- **Task goal**: From the records below, copy each line in which the string "serotonin" occurs.

Supplied data Block Start

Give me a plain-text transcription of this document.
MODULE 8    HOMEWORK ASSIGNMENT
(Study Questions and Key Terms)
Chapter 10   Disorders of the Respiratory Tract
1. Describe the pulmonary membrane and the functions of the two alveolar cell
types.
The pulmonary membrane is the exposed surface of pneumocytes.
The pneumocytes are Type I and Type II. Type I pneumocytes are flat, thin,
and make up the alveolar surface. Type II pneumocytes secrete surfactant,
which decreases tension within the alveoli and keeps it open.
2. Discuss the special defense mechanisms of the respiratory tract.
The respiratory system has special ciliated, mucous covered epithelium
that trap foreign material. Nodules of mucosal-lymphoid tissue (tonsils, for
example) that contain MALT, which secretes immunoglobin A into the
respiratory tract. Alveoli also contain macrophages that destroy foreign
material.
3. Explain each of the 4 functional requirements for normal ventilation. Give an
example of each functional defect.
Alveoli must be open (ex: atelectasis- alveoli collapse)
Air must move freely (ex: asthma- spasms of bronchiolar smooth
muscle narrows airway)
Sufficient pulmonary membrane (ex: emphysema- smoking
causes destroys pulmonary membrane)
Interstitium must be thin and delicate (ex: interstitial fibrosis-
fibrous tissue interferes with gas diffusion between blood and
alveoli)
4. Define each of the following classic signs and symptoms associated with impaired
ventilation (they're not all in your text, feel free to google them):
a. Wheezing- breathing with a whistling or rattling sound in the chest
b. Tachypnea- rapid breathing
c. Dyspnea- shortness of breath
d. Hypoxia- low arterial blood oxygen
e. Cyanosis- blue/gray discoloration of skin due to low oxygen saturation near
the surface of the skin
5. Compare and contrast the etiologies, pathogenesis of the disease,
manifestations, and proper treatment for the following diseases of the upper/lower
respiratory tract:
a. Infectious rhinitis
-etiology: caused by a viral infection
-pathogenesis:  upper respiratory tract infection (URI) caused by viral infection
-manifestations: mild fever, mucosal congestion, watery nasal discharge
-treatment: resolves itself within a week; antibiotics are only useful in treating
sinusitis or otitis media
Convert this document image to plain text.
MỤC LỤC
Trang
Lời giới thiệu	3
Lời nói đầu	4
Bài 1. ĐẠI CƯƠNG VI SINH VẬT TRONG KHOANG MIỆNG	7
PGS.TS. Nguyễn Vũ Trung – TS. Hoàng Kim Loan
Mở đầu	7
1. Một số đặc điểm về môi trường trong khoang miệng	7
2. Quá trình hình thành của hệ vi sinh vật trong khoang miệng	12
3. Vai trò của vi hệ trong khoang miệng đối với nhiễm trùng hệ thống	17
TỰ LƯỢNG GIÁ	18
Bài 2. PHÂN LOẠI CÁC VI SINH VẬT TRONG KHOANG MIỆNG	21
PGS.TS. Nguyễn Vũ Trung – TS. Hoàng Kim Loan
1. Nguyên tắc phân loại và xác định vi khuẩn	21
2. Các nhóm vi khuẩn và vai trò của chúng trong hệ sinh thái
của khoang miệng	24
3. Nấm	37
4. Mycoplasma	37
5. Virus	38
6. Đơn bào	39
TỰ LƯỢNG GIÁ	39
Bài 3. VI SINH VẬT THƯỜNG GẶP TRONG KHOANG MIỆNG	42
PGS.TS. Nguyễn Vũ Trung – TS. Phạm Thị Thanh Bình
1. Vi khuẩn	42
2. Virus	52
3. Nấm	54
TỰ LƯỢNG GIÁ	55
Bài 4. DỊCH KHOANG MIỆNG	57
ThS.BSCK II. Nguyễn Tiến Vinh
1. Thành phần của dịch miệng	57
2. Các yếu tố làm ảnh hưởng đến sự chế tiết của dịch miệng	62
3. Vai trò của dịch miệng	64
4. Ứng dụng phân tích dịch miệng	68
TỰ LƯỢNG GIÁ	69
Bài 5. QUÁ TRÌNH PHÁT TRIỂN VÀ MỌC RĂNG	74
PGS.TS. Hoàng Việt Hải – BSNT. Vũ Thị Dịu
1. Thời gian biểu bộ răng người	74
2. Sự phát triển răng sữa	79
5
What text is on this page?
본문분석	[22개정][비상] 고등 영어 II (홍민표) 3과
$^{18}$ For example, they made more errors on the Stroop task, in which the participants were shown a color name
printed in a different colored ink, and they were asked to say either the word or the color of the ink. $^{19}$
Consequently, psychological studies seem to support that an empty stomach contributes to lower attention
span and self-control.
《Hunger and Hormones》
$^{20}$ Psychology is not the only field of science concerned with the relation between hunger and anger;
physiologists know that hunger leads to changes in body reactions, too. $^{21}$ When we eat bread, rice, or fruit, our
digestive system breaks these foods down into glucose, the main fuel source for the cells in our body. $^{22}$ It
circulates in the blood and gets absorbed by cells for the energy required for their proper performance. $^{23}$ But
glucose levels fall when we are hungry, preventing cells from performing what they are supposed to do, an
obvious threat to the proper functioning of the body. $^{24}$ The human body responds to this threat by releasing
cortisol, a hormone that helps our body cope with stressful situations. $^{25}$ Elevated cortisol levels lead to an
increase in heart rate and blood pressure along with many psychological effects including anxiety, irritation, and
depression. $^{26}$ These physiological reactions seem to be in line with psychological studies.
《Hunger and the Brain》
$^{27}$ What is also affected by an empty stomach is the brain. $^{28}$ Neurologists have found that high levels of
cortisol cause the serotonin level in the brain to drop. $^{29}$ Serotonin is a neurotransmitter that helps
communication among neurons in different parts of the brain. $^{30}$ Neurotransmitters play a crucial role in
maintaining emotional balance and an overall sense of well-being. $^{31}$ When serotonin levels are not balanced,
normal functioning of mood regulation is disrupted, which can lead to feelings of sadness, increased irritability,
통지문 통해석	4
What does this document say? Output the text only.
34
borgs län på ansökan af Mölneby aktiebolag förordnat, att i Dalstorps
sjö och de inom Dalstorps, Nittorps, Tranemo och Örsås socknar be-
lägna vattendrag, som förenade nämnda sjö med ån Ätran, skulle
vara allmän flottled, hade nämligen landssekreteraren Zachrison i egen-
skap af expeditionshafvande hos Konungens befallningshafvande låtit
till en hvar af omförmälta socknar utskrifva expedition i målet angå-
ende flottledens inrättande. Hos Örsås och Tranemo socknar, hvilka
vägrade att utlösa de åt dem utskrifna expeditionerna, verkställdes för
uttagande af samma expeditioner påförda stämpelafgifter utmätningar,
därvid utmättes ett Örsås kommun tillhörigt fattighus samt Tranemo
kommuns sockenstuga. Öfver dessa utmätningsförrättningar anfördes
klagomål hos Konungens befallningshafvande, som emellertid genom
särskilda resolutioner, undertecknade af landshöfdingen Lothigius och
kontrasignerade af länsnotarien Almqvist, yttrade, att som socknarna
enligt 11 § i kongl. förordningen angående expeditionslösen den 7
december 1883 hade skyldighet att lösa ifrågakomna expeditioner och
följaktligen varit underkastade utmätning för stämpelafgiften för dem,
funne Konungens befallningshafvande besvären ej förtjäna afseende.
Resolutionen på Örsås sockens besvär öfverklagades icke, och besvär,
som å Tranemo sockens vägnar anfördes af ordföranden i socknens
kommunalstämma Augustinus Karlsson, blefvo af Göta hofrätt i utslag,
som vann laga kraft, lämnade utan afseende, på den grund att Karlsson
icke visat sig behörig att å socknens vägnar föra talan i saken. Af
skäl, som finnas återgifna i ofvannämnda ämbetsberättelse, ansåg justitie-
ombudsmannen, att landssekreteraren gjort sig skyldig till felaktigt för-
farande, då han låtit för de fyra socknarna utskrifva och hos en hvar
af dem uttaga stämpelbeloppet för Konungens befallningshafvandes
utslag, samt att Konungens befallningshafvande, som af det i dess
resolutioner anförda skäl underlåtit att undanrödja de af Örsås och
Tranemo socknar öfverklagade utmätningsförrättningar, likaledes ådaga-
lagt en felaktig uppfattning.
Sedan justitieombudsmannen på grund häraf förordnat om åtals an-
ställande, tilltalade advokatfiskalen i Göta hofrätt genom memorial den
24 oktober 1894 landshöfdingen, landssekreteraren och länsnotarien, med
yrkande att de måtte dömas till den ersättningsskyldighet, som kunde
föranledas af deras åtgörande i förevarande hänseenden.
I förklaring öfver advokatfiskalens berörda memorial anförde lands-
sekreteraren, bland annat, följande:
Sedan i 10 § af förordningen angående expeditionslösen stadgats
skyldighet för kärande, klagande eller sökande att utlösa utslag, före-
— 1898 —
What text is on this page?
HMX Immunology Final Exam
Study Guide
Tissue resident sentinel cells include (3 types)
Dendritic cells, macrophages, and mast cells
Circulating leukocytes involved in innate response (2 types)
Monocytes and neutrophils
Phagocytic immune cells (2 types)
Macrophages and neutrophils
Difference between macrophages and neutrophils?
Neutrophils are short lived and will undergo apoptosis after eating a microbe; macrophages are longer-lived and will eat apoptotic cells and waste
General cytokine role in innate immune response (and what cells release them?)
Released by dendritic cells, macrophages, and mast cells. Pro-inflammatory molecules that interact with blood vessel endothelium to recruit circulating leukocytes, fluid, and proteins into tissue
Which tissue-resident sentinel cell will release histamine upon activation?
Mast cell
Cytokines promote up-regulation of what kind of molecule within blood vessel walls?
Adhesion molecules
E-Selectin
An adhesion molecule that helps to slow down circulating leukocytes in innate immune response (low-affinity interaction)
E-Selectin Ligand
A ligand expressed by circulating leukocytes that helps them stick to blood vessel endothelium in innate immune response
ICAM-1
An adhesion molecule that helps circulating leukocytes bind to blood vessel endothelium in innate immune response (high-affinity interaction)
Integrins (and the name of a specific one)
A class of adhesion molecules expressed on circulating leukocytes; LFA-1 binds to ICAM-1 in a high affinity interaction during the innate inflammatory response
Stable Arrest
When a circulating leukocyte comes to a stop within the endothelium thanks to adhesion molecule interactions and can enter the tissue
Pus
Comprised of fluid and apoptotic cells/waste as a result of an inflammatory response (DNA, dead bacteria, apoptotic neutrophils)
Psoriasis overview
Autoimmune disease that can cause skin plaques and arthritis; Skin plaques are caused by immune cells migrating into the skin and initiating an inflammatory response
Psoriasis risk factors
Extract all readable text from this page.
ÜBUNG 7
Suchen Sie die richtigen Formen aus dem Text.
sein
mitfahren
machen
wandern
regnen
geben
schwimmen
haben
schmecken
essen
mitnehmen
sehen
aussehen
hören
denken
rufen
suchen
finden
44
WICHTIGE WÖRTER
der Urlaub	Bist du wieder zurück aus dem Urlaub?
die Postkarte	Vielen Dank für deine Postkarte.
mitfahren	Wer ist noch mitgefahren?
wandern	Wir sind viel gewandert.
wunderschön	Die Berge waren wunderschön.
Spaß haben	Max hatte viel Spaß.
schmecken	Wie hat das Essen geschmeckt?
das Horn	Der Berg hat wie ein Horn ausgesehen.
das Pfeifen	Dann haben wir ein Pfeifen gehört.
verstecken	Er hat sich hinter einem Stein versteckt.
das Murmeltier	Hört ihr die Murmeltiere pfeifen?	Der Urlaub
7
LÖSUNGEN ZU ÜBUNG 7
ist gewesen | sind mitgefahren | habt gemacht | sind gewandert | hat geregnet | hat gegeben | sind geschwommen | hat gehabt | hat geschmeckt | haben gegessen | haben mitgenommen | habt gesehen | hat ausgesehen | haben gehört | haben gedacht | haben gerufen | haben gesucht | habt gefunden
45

Supplied data Block End

- **Task response**:
cortisol cause the serotonin level in the brain to drop. $^{29}$ Serotonin is a neurotransmitter that helps
maintaining emotional balance and an overall sense of well-being. $^{31}$ When serotonin levels are not balanced,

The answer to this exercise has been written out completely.